--- START OF RECORD EXTRACTS ---
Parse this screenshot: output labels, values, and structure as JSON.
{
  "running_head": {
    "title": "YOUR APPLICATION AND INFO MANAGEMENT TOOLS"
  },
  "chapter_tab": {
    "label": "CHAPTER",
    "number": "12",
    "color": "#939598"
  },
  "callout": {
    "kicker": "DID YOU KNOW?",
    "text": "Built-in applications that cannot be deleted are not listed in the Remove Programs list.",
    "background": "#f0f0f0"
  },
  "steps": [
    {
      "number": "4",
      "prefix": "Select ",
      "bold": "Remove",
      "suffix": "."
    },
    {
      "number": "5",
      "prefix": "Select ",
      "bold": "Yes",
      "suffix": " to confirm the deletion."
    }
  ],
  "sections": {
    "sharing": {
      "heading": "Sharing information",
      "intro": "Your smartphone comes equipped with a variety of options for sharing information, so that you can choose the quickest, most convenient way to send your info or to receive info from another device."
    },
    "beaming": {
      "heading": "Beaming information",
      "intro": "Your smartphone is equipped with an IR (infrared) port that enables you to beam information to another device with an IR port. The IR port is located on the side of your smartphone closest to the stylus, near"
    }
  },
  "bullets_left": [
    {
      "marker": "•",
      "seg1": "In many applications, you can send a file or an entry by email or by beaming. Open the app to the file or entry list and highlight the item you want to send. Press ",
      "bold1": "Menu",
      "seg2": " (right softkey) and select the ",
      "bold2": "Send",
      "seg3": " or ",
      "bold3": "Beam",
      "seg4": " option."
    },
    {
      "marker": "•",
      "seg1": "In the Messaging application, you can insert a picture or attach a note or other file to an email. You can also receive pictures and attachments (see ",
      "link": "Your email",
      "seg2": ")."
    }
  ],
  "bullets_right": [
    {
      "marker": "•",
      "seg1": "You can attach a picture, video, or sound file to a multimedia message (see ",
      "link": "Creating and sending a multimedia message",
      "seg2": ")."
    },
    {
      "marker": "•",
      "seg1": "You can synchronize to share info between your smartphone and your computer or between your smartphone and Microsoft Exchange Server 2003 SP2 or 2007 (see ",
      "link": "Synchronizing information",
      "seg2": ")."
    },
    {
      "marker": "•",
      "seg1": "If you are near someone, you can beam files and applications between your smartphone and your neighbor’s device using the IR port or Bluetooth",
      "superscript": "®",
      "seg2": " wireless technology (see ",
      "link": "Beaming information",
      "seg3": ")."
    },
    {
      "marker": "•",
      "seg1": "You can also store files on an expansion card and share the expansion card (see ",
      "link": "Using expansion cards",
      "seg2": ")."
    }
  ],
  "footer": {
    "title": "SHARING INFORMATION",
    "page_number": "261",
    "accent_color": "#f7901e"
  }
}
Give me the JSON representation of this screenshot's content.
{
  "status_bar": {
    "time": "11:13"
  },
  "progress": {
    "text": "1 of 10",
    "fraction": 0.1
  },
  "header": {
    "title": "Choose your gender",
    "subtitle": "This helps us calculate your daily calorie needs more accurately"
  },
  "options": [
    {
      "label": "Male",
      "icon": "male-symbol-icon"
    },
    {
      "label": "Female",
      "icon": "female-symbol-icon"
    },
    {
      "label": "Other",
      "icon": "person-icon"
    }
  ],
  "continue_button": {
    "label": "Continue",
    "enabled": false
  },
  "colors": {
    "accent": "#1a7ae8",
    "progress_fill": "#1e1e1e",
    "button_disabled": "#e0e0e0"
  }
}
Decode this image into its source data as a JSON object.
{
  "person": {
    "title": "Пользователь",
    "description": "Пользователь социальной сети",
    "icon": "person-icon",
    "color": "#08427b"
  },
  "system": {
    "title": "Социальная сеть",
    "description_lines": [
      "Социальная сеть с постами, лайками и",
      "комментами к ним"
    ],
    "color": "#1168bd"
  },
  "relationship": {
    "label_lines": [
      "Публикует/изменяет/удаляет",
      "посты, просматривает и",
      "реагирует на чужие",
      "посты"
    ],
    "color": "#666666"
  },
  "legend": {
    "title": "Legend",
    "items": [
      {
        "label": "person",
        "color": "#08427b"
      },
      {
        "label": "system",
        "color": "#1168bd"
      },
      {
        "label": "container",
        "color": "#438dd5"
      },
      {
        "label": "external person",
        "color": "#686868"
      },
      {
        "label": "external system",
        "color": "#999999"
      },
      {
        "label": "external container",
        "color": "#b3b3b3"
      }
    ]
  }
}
--- END OF RECORD EXTRACTS ---
TASK BRIEF: Give all the records again. Match them exactly.

EXERCISE OUTPUT:
Parse this screenshot: output labels, values, and structure as JSON.
{
  "running_head": {
    "title": "YOUR APPLICATION AND INFO MANAGEMENT TOOLS"
  },
  "chapter_tab": {
    "label": "CHAPTER",
    "number": "12",
    "color": "#939598"
  },
  "callout": {
    "kicker": "DID YOU KNOW?",
    "text": "Built-in applications that cannot be deleted are not listed in the Remove Programs list.",
    "background": "#f0f0f0"
  },
  "steps": [
    {
      "number": "4",
      "prefix": "Select ",
      "bold": "Remove",
      "suffix": "."
    },
    {
      "number": "5",
      "prefix": "Select ",
      "bold": "Yes",
      "suffix": " to confirm the deletion."
    }
  ],
  "sections": {
    "sharing": {
      "heading": "Sharing information",
      "intro": "Your smartphone comes equipped with a variety of options for sharing information, so that you can choose the quickest, most convenient way to send your info or to receive info from another device."
    },
    "beaming": {
      "heading": "Beaming information",
      "intro": "Your smartphone is equipped with an IR (infrared) port that enables you to beam information to another device with an IR port. The IR port is located on the side of your smartphone closest to the stylus, near"
    }
  },
  "bullets_left": [
    {
      "marker": "•",
      "seg1": "In many applications, you can send a file or an entry by email or by beaming. Open the app to the file or entry list and highlight the item you want to send. Press ",
      "bold1": "Menu",
      "seg2": " (right softkey) and select the ",
      "bold2": "Send",
      "seg3": " or ",
      "bold3": "Beam",
      "seg4": " option."
    },
    {
      "marker": "•",
      "seg1": "In the Messaging application, you can insert a picture or attach a note or other file to an email. You can also receive pictures and attachments (see ",
      "link": "Your email",
      "seg2": ")."
    }
  ],
  "bullets_right": [
    {
      "marker": "•",
      "seg1": "You can attach a picture, video, or sound file to a multimedia message (see ",
      "link": "Creating and sending a multimedia message",
      "seg2": ")."
    },
    {
      "marker": "•",
      "seg1": "You can synchronize to share info between your smartphone and your computer or between your smartphone and Microsoft Exchange Server 2003 SP2 or 2007 (see ",
      "link": "Synchronizing information",
      "seg2": ")."
    },
    {
      "marker": "•",
      "seg1": "If you are near someone, you can beam files and applications between your smartphone and your neighbor’s device using the IR port or Bluetooth",
      "superscript": "®",
      "seg2": " wireless technology (see ",
      "link": "Beaming information",
      "seg3": ")."
    },
    {
      "marker": "•",
      "seg1": "You can also store files on an expansion card and share the expansion card (see ",
      "link": "Using expansion cards",
      "seg2": ")."
    }
  ],
  "footer": {
    "title": "SHARING INFORMATION",
    "page_number": "261",
    "accent_color": "#f7901e"
  }
}
Give me the JSON representation of this screenshot's content.
{
  "status_bar": {
    "time": "11:13"
  },
  "progress": {
    "text": "1 of 10",
    "fraction": 0.1
  },
  "header": {
    "title": "Choose your gender",
    "subtitle": "This helps us calculate your daily calorie needs more accurately"
  },
  "options": [
    {
      "label": "Male",
      "icon": "male-symbol-icon"
    },
    {
      "label": "Female",
      "icon": "female-symbol-icon"
    },
    {
      "label": "Other",
      "icon": "person-icon"
    }
  ],
  "continue_button": {
    "label": "Continue",
    "enabled": false
  },
  "colors": {
    "accent": "#1a7ae8",
    "progress_fill": "#1e1e1e",
    "button_disabled": "#e0e0e0"
  }
}
Decode this image into its source data as a JSON object.
{
  "person": {
    "title": "Пользователь",
    "description": "Пользователь социальной сети",
    "icon": "person-icon",
    "color": "#08427b"
  },
  "system": {
    "title": "Социальная сеть",
    "description_lines": [
      "Социальная сеть с постами, лайками и",
      "комментами к ним"
    ],
    "color": "#1168bd"
  },
  "relationship": {
    "label_lines": [
      "Публикует/изменяет/удаляет",
      "посты, просматривает и",
      "реагирует на чужие",
      "посты"
    ],
    "color": "#666666"
  },
  "legend": {
    "title": "Legend",
    "items": [
      {
        "label": "person",
        "color": "#08427b"
      },
      {
        "label": "system",
        "color": "#1168bd"
      },
      {
        "label": "container",
        "color": "#438dd5"
      },
      {
        "label": "external person",
        "color": "#686868"
      },
      {
        "label": "external system",
        "color": "#999999"
      },
      {
        "label": "external container",
        "color": "#b3b3b3"
      }
    ]
  }
}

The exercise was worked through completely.